TASK INSTRUCTIONS:
Your task is to repeat all of the material exactly.
═══ SUPPLIED MATERIAL ═══
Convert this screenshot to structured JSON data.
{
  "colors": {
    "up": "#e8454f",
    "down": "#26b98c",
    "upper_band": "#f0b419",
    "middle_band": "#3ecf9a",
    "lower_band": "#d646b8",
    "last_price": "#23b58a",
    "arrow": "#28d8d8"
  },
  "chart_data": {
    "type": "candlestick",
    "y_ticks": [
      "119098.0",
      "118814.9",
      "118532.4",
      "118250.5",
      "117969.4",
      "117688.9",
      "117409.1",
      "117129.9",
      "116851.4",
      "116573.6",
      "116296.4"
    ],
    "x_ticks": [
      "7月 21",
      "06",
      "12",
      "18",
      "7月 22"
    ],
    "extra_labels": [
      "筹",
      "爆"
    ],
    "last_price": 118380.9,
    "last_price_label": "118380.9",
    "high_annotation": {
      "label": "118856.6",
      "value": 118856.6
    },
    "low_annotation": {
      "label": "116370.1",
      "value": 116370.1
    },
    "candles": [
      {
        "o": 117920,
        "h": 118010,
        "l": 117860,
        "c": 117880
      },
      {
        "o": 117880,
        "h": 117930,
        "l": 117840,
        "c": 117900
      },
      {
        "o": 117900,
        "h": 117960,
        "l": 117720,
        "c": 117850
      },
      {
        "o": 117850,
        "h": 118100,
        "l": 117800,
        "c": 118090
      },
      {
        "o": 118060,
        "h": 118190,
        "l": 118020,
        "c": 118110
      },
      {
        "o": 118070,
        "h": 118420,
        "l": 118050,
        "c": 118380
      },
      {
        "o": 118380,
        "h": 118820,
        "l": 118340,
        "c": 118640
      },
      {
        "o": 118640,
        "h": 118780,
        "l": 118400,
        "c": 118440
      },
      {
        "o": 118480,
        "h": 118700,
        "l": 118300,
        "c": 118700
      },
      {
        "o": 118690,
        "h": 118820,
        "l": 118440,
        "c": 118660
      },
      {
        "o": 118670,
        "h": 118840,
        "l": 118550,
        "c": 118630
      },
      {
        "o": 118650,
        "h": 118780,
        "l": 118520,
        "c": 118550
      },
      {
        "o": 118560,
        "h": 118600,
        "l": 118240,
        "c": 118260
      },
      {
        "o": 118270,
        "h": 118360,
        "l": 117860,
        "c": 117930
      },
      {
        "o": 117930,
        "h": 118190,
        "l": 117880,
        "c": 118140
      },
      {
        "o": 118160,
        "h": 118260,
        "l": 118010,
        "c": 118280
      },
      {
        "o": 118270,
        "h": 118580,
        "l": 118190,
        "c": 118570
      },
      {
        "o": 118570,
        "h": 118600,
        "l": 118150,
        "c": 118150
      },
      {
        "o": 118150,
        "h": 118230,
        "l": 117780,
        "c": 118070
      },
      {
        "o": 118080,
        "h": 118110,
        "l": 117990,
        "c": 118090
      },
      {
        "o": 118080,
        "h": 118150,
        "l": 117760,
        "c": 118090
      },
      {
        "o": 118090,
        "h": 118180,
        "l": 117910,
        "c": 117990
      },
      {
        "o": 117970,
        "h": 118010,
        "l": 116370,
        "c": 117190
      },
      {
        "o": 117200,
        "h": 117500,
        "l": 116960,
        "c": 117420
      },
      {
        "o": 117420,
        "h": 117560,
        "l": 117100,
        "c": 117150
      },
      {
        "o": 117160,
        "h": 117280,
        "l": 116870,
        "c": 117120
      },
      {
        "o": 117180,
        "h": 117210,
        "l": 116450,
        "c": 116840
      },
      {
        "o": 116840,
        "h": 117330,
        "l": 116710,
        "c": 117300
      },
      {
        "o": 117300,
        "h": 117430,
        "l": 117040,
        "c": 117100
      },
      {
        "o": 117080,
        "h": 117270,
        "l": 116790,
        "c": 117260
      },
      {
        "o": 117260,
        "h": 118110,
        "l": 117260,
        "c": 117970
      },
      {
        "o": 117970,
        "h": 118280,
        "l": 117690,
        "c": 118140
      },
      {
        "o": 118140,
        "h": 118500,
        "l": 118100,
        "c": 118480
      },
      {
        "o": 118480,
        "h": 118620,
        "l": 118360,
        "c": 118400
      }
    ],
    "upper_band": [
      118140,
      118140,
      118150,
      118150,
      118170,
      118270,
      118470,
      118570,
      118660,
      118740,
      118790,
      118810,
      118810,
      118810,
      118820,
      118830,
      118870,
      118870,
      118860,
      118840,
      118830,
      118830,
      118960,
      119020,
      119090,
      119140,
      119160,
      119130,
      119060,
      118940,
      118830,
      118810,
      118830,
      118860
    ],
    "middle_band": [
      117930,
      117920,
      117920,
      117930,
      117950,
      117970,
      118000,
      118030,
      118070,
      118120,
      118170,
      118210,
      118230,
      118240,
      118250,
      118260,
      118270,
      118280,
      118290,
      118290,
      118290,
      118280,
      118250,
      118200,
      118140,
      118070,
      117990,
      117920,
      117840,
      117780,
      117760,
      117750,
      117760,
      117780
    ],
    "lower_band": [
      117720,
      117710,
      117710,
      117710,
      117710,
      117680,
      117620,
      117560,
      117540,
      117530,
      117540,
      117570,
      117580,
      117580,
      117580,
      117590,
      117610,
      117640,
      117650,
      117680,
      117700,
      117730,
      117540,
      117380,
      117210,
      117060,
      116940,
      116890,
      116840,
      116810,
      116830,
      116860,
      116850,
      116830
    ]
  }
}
═══
COMPLETED TASK:
Convert this screenshot to structured JSON data.
{
  "colors": {
    "up": "#e8454f",
    "down": "#26b98c",
    "upper_band": "#f0b419",
    "middle_band": "#3ecf9a",
    "lower_band": "#d646b8",
    "last_price": "#23b58a",
    "arrow": "#28d8d8"
  },
  "chart_data": {
    "type": "candlestick",
    "y_ticks": [
      "119098.0",
      "118814.9",
      "118532.4",
      "118250.5",
      "117969.4",
      "117688.9",
      "117409.1",
      "117129.9",
      "116851.4",
      "116573.6",
      "116296.4"
    ],
    "x_ticks": [
      "7月 21",
      "06",
      "12",
      "18",
      "7月 22"
    ],
    "extra_labels": [
      "筹",
      "爆"
    ],
    "last_price": 118380.9,
    "last_price_label": "118380.9",
    "high_annotation": {
      "label": "118856.6",
      "value": 118856.6
    },
    "low_annotation": {
      "label": "116370.1",
      "value": 116370.1
    },
    "candles": [
      {
        "o": 117920,
        "h": 118010,
        "l": 117860,
        "c": 117880
      },
      {
        "o": 117880,
        "h": 117930,
        "l": 117840,
        "c": 117900
      },
      {
        "o": 117900,
        "h": 117960,
        "l": 117720,
        "c": 117850
      },
      {
        "o": 117850,
        "h": 118100,
        "l": 117800,
        "c": 118090
      },
      {
        "o": 118060,
        "h": 118190,
        "l": 118020,
        "c": 118110
      },
      {
        "o": 118070,
        "h": 118420,
        "l": 118050,
        "c": 118380
      },
      {
        "o": 118380,
        "h": 118820,
        "l": 118340,
        "c": 118640
      },
      {
        "o": 118640,
        "h": 118780,
        "l": 118400,
        "c": 118440
      },
      {
        "o": 118480,
        "h": 118700,
        "l": 118300,
        "c": 118700
      },
      {
        "o": 118690,
        "h": 118820,
        "l": 118440,
        "c": 118660
      },
      {
        "o": 118670,
        "h": 118840,
        "l": 118550,
        "c": 118630
      },
      {
        "o": 118650,
        "h": 118780,
        "l": 118520,
        "c": 118550
      },
      {
        "o": 118560,
        "h": 118600,
        "l": 118240,
        "c": 118260
      },
      {
        "o": 118270,
        "h": 118360,
        "l": 117860,
        "c": 117930
      },
      {
        "o": 117930,
        "h": 118190,
        "l": 117880,
        "c": 118140
      },
      {
        "o": 118160,
        "h": 118260,
        "l": 118010,
        "c": 118280
      },
      {
        "o": 118270,
        "h": 118580,
        "l": 118190,
        "c": 118570
      },
      {
        "o": 118570,
        "h": 118600,
        "l": 118150,
        "c": 118150
      },
      {
        "o": 118150,
        "h": 118230,
        "l": 117780,
        "c": 118070
      },
      {
        "o": 118080,
        "h": 118110,
        "l": 117990,
        "c": 118090
      },
      {
        "o": 118080,
        "h": 118150,
        "l": 117760,
        "c": 118090
      },
      {
        "o": 118090,
        "h": 118180,
        "l": 117910,
        "c": 117990
      },
      {
        "o": 117970,
        "h": 118010,
        "l": 116370,
        "c": 117190
      },
      {
        "o": 117200,
        "h": 117500,
        "l": 116960,
        "c": 117420
      },
      {
        "o": 117420,
        "h": 117560,
        "l": 117100,
        "c": 117150
      },
      {
        "o": 117160,
        "h": 117280,
        "l": 116870,
        "c": 117120
      },
      {
        "o": 117180,
        "h": 117210,
        "l": 116450,
        "c": 116840
      },
      {
        "o": 116840,
        "h": 117330,
        "l": 116710,
        "c": 117300
      },
      {
        "o": 117300,
        "h": 117430,
        "l": 117040,
        "c": 117100
      },
      {
        "o": 117080,
        "h": 117270,
        "l": 116790,
        "c": 117260
      },
      {
        "o": 117260,
        "h": 118110,
        "l": 117260,
        "c": 117970
      },
      {
        "o": 117970,
        "h": 118280,
        "l": 117690,
        "c": 118140
      },
      {
        "o": 118140,
        "h": 118500,
        "l": 118100,
        "c": 118480
      },
      {
        "o": 118480,
        "h": 118620,
        "l": 118360,
        "c": 118400
      }
    ],
    "upper_band": [
      118140,
      118140,
      118150,
      118150,
      118170,
      118270,
      118470,
      118570,
      118660,
      118740,
      118790,
      118810,
      118810,
      118810,
      118820,
      118830,
      118870,
      118870,
      118860,
      118840,
      118830,
      118830,
      118960,
      119020,
      119090,
      119140,
      119160,
      119130,
      119060,
      118940,
      118830,
      118810,
      118830,
      118860
    ],
    "middle_band": [
      117930,
      117920,
      117920,
      117930,
      117950,
      117970,
      118000,
      118030,
      118070,
      118120,
      118170,
      118210,
      118230,
      118240,
      118250,
      118260,
      118270,
      118280,
      118290,
      118290,
      118290,
      118280,
      118250,
      118200,
      118140,
      118070,
      117990,
      117920,
      117840,
      117780,
      117760,
      117750,
      117760,
      117780
    ],
    "lower_band": [
      117720,
      117710,
      117710,
      117710,
      117710,
      117680,
      117620,
      117560,
      117540,
      117530,
      117540,
      117570,
      117580,
      117580,
      117580,
      117590,
      117610,
      117640,
      117650,
      117680,
      117700,
      117730,
      117540,
      117380,
      117210,
      117060,
      116940,
      116890,
      116840,
      116810,
      116830,
      116860,
      116850,
      116830
    ]
  }
}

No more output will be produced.